対象の文章:
::::::::

人生100年時代という言葉が世間を賑わせて久しいが、同時に増加しているのが熟年離婚。ずっと仕事や趣味に一辺倒で、家庭を顧みなかったと言われる今のシニア世代。子供が巣立った晩年に、『離婚』を選ぶケースが増えているという。 

「私の場合、いつかは妻とやり直すと思っていました」と神妙な顔つきで語る男性、青木慎太郎さん(仮名・65歳)。青木さんは、今年の2月に熟年離婚。もう20年近く別居結婚状態だったが、「もしかしたら、子どもが独立した最期は、一緒に暮らしてやり直すかもしれない」。そんな思いから籍は抜かずにいた。 

別居中の妻は、病院に駆けつけ財布を探した

 

「元々転勤族だったこともあり、妻と一人娘とは別居状態だったんです。娘が中学に進学すると、一緒に転勤するのを嫌がるようになって、単身赴任が続きました。その間に、妻に男性の影がちらついたりもしたのですが、こちらも家を空けているという負い目があったため、見て見ぬふりをしていました」  青木さんは、『妻は家のことだけをやっていればいい』『男は外で働いて稼いでくればいい』そう思って、仕事に没頭したと言う。50歳になる前に本社に戻ってからも、関東で暮らしていた妻とは同居をせず、別居状態だった。一人娘が5年前に結婚してから、定年退職のタイミングで、また妻と同居しようと考えていたという。  しかし、離婚となったきっかけは3年前。嘱託社員として働いていた青木さんは、出勤途中に急に具合が悪くなり、そのまま急患として病院に運ばれた。心筋梗塞だった。心臓にある血管3本のうち2本が詰まるという重篤な状態。  連絡を受けて駆け付けた青木さんの娘は、医師から“死を覚悟してください”と言われたそうだ。

入院 「奇跡的に一命はとりとめたのですが、その連絡を受けた妻は、病院で私のキャッシュカードや財布が入っているはずのバッグを大調査したというのです。意識が回復して少し経ってから、病院のスタッフから“凄い形相をした年配女性が、入院している部屋に入れろと騒ぎましたが、娘さんから止められていたので面会を拒否しました”と伝えられました」  だが長年連れ添ったはずの妻の暴挙はこれだけではとどまらず、さらにエスカレートしたと話す。

::::::::

抽出されたデータ項目:
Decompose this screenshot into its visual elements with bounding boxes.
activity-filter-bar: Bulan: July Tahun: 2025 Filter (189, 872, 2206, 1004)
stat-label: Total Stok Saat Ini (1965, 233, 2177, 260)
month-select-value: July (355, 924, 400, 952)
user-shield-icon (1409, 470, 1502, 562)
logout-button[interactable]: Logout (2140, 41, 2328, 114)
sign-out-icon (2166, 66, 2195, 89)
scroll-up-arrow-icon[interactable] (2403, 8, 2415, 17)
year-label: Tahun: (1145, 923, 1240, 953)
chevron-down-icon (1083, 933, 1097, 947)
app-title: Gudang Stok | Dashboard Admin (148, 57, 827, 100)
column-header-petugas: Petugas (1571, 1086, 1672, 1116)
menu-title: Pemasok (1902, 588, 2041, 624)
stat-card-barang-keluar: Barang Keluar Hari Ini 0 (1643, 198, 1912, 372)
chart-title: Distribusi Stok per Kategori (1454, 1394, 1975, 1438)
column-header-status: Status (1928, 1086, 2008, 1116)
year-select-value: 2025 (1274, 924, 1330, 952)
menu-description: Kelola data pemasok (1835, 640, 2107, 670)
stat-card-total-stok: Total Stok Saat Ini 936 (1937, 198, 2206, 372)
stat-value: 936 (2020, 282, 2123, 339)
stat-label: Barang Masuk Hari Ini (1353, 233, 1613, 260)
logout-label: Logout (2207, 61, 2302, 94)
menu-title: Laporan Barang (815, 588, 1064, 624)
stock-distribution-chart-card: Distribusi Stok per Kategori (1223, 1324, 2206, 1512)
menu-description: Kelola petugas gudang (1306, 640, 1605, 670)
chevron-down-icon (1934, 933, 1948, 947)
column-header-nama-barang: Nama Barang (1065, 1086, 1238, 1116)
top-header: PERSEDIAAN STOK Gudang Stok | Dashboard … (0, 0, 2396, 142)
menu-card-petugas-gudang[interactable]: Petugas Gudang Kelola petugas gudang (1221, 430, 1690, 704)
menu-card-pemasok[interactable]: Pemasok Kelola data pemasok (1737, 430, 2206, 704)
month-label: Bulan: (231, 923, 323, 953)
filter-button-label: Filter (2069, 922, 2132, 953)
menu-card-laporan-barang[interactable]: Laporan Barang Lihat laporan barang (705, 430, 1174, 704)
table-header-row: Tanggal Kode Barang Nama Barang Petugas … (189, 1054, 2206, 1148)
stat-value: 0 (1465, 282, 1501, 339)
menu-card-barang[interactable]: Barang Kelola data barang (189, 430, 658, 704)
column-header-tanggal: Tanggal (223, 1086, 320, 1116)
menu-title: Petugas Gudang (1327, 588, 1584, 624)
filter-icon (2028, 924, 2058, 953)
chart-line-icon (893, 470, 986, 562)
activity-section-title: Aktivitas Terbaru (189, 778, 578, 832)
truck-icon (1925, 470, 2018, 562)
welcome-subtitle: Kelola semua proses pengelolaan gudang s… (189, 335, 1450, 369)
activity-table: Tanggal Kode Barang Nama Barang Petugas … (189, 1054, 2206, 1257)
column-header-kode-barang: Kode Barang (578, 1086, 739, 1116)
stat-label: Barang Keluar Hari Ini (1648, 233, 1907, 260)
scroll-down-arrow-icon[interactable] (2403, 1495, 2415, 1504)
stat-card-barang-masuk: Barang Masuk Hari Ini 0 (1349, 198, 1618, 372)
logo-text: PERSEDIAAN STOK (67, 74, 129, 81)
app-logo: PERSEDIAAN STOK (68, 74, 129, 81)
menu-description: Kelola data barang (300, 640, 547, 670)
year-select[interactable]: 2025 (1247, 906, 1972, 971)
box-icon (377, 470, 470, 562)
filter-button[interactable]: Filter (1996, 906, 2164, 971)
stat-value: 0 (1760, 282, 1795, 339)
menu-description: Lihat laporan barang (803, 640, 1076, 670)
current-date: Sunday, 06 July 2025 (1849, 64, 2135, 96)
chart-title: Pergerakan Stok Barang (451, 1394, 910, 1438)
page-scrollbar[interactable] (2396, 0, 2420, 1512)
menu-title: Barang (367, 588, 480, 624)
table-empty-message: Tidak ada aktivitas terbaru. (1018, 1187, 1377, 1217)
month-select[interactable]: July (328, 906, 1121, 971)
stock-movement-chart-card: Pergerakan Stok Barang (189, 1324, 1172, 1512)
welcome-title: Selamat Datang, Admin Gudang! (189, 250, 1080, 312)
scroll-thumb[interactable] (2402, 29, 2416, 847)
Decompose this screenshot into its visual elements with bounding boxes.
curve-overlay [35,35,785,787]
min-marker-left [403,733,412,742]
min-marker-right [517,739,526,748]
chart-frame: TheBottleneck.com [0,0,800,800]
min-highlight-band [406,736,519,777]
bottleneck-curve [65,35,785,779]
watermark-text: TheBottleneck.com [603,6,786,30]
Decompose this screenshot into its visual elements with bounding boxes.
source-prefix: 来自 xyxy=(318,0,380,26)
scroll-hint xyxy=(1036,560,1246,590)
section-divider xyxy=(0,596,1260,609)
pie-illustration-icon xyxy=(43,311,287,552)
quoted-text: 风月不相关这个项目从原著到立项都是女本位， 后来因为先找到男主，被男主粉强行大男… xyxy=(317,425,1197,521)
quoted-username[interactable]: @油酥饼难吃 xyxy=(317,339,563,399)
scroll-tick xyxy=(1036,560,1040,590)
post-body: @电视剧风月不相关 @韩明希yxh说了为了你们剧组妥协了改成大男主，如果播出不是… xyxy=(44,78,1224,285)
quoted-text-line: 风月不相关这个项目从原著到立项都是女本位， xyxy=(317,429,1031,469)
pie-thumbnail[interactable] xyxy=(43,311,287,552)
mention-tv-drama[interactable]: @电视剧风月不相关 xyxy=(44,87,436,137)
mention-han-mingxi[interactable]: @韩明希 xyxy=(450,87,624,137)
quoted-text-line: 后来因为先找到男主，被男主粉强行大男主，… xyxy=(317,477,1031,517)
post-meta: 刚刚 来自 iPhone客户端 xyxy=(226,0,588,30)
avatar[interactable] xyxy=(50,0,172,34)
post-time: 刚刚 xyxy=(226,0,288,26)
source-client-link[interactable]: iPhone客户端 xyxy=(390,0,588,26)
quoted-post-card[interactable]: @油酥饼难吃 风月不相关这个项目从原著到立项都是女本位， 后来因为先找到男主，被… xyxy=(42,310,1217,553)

::::::::

練習問題 1:
熟年離婚の記事で、青木さんが出勤途中に病院に運ばれたときの病気は何だったか。
練習問題 2:
次の(a)〜(c)がそれぞれ熟年離婚の記事の内容と合っているかを判断し、根拠となる記事の語句をそのまま引用せよ。
(a) 青木さんは今年の2月に離婚した。
(b) 青木さんの一人娘は10年前に結婚した。
(c) 病院は妻の面会を認めた。
これらの資料は、上の熟年離婚の記事とは関係がない。

解答例 1:
心筋梗塞だった。

解答例 2:
(a) はい。「今年の2月に熟年離婚」
(b) いいえ。「一人娘が5年前に結婚してから」
(c) いいえ。「面会を拒否しました」